YOUR INSTRUCTIONS>
Return the rows word for word, beginning with the first row and stopping after the line that contains "detail-value: 2024-03-04 xyxy=(194,575,258,590)", both ends included and nothing else.

++++ RECORDS PROVIDED ++++

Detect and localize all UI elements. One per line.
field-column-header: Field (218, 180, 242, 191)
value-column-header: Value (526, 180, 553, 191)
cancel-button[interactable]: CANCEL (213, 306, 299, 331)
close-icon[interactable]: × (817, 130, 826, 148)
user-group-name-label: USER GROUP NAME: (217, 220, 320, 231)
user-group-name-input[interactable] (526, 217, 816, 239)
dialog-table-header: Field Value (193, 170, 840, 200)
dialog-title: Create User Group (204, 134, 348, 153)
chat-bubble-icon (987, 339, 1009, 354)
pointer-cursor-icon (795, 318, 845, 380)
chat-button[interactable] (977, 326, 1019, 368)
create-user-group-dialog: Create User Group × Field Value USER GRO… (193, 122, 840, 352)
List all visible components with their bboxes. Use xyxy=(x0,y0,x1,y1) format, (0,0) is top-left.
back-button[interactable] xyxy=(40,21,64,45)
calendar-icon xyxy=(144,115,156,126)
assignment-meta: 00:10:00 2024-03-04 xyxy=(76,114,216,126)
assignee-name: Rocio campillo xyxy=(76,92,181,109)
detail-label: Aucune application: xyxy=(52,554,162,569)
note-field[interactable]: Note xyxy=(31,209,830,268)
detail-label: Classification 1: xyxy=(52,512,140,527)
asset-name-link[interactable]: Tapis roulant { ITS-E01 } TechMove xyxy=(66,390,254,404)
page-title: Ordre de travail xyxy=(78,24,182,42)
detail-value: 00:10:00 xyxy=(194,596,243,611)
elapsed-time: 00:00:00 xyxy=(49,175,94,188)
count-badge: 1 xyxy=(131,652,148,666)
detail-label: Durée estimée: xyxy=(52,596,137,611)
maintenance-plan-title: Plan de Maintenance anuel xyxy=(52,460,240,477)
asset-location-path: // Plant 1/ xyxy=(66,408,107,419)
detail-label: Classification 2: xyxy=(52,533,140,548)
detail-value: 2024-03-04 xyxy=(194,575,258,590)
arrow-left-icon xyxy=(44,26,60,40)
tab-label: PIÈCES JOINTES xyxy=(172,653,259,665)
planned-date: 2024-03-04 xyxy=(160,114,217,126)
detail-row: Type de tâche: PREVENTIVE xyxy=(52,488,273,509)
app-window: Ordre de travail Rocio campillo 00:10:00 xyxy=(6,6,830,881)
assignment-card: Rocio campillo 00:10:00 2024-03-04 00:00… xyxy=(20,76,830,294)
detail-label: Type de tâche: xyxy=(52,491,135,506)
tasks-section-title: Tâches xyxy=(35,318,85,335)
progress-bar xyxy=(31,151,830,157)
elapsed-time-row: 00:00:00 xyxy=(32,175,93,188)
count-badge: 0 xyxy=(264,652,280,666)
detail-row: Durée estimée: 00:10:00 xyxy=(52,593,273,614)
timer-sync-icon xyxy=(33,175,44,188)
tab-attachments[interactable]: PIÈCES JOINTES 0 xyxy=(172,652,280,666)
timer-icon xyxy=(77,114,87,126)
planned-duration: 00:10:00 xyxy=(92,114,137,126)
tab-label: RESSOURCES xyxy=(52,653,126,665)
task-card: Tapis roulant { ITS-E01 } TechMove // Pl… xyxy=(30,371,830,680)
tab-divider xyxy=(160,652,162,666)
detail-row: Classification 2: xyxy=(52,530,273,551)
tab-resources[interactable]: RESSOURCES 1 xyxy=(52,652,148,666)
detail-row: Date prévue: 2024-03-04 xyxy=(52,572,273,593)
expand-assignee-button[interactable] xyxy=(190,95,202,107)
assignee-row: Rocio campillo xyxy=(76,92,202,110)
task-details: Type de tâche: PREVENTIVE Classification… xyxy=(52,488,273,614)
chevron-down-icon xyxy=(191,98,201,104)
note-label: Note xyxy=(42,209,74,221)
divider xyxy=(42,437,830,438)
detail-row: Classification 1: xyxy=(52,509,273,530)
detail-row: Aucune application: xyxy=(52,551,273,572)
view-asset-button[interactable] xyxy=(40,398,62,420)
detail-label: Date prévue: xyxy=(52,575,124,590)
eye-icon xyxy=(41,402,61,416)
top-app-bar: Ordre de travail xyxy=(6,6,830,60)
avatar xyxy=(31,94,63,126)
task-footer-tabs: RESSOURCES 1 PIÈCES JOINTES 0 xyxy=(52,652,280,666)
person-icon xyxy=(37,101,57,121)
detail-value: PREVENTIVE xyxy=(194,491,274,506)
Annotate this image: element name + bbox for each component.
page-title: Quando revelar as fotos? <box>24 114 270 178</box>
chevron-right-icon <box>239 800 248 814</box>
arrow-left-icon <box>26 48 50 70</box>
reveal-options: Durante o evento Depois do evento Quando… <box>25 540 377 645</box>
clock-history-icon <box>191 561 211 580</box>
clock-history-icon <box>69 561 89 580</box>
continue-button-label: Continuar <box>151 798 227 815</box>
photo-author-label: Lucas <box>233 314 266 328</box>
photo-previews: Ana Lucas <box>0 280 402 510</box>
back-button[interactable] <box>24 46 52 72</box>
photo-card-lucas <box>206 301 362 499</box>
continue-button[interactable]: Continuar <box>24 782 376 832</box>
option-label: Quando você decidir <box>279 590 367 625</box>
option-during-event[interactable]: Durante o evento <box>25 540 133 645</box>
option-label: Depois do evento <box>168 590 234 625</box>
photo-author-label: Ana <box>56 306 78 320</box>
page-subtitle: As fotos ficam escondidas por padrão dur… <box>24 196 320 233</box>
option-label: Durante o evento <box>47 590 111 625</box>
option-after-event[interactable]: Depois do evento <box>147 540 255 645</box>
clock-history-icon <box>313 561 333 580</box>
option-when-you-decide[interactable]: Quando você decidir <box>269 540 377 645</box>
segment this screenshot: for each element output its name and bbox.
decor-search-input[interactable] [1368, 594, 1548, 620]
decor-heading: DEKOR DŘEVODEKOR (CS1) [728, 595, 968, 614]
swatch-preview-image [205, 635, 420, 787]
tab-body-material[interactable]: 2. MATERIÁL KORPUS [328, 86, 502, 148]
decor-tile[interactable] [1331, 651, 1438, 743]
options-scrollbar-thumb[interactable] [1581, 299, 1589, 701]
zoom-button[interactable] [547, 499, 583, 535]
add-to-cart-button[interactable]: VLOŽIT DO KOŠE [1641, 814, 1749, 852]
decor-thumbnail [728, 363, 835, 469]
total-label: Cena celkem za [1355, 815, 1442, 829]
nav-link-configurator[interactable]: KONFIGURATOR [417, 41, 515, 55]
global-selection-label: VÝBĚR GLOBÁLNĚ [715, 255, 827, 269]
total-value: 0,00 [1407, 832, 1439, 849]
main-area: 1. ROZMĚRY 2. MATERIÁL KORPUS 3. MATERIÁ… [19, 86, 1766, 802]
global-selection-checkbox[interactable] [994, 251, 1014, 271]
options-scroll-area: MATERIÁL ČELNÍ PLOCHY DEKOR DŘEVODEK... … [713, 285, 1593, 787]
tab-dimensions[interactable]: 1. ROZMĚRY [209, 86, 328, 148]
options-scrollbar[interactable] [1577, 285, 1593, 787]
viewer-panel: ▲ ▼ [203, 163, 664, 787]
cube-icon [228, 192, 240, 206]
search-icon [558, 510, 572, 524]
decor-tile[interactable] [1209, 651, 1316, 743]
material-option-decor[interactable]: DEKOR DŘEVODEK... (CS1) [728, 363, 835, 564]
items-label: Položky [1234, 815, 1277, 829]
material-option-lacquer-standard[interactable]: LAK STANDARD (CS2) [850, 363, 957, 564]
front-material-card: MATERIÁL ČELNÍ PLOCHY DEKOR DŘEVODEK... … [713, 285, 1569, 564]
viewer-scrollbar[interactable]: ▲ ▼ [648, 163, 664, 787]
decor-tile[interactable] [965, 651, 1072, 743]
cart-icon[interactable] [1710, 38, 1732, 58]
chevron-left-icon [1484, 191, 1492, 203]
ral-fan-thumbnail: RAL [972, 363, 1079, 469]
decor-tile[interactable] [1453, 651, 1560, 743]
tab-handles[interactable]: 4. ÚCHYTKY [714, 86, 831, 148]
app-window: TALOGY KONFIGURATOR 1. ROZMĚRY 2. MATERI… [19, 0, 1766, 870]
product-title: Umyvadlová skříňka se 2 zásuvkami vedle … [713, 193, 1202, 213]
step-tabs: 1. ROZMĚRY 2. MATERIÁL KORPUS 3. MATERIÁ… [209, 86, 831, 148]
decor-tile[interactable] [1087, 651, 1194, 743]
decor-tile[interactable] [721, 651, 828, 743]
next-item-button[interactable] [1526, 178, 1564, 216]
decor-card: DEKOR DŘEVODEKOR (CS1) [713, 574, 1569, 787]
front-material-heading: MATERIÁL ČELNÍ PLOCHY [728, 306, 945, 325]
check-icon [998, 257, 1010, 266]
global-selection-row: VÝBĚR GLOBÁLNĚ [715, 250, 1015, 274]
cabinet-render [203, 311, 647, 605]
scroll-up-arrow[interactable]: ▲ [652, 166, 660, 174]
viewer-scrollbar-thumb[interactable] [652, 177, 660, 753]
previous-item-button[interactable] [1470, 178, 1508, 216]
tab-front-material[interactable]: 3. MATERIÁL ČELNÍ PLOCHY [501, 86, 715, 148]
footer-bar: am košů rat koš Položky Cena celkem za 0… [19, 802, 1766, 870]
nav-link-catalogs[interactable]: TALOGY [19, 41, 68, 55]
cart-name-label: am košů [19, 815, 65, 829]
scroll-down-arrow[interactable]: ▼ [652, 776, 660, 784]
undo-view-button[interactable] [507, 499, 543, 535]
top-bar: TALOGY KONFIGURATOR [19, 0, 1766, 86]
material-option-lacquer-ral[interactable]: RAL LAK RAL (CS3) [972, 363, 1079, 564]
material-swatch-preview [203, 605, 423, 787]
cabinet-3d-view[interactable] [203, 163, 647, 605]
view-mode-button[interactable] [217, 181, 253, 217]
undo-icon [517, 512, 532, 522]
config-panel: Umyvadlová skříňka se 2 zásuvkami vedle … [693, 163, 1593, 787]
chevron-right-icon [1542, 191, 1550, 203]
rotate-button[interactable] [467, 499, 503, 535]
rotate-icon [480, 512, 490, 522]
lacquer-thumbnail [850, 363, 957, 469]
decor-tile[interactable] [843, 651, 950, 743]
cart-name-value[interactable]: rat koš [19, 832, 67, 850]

++++

ANSWER TO THIS TASK>
Detect and localize all UI elements. One per line.
field-column-header: Field (218, 180, 242, 191)
value-column-header: Value (526, 180, 553, 191)
cancel-button[interactable]: CANCEL (213, 306, 299, 331)
close-icon[interactable]: × (817, 130, 826, 148)
user-group-name-label: USER GROUP NAME: (217, 220, 320, 231)
user-group-name-input[interactable] (526, 217, 816, 239)
dialog-table-header: Field Value (193, 170, 840, 200)
dialog-title: Create User Group (204, 134, 348, 153)
chat-bubble-icon (987, 339, 1009, 354)
pointer-cursor-icon (795, 318, 845, 380)
chat-button[interactable] (977, 326, 1019, 368)
create-user-group-dialog: Create User Group × Field Value USER GRO… (193, 122, 840, 352)
List all visible components with their bboxes. Use xyxy=(x0,y0,x1,y1) format, (0,0) is top-left.
back-button[interactable] xyxy=(40,21,64,45)
calendar-icon xyxy=(144,115,156,126)
assignment-meta: 00:10:00 2024-03-04 xyxy=(76,114,216,126)
assignee-name: Rocio campillo xyxy=(76,92,181,109)
detail-label: Aucune application: xyxy=(52,554,162,569)
note-field[interactable]: Note xyxy=(31,209,830,268)
detail-label: Classification 1: xyxy=(52,512,140,527)
asset-name-link[interactable]: Tapis roulant { ITS-E01 } TechMove xyxy=(66,390,254,404)
page-title: Ordre de travail xyxy=(78,24,182,42)
detail-value: 00:10:00 xyxy=(194,596,243,611)
elapsed-time: 00:00:00 xyxy=(49,175,94,188)
count-badge: 1 xyxy=(131,652,148,666)
detail-label: Durée estimée: xyxy=(52,596,137,611)
maintenance-plan-title: Plan de Maintenance anuel xyxy=(52,460,240,477)
asset-location-path: // Plant 1/ xyxy=(66,408,107,419)
detail-label: Classification 2: xyxy=(52,533,140,548)
detail-value: 2024-03-04 xyxy=(194,575,258,590)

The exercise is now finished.